_TASK INSTRUCTIONS_
Identify the lines that contain the string "this" and copy all of them.

Figure collection entries:
================
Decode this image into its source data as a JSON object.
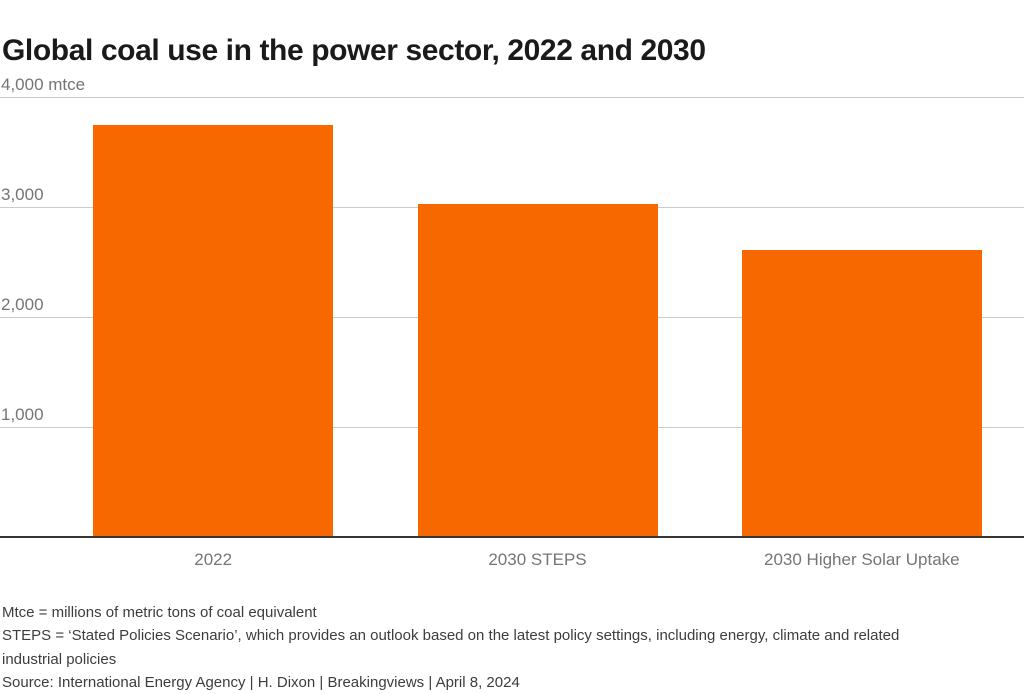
{
  "header": {
    "title": "Global coal use in the power sector, 2022 and 2030"
  },
  "chart_data": {
    "type": "bar",
    "title": "Global coal use in the power sector, 2022 and 2030",
    "unit_label": "mtce",
    "categories": [
      "2022",
      "2030 STEPS",
      "2030 Higher Solar Uptake"
    ],
    "values": [
      3750,
      3030,
      2610
    ],
    "xlabel": "",
    "ylabel": "mtce",
    "ylim": [
      0,
      4000
    ],
    "grid": true,
    "legend_position": "none",
    "y_ticks": [
      {
        "value": 4000,
        "label": "4,000 mtce"
      },
      {
        "value": 3000,
        "label": "3,000"
      },
      {
        "value": 2000,
        "label": "2,000"
      },
      {
        "value": 1000,
        "label": "1,000"
      }
    ]
  },
  "colors": {
    "bar": "#f76900",
    "gridline": "#cbcbcb",
    "axis_baseline": "#38342f",
    "tick_text": "#757575",
    "title_text": "#1a1a1a",
    "footer_text": "#3d3d3d"
  },
  "footer": {
    "lines": [
      "Mtce = millions of metric tons of coal equivalent",
      "STEPS = ‘Stated Policies Scenario’, which provides an outlook based on the latest policy settings, including energy, climate and related",
      "industrial policies",
      "Source: International Energy Agency | H. Dixon | Breakingviews | April 8, 2024"
    ]
  }
}
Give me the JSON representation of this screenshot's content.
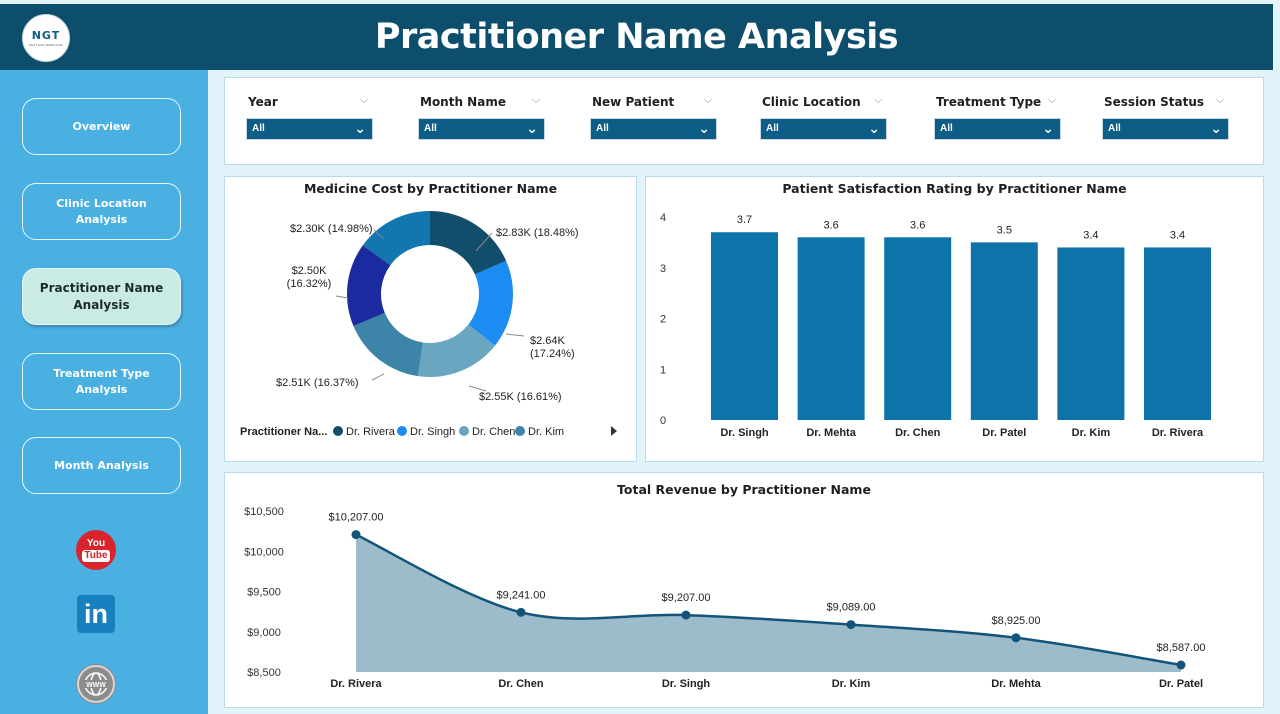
================
_PROBLEM SOLUTION_
Decode this image into its source data as a JSON object.
Give me the JSON representation of this screenshot's content.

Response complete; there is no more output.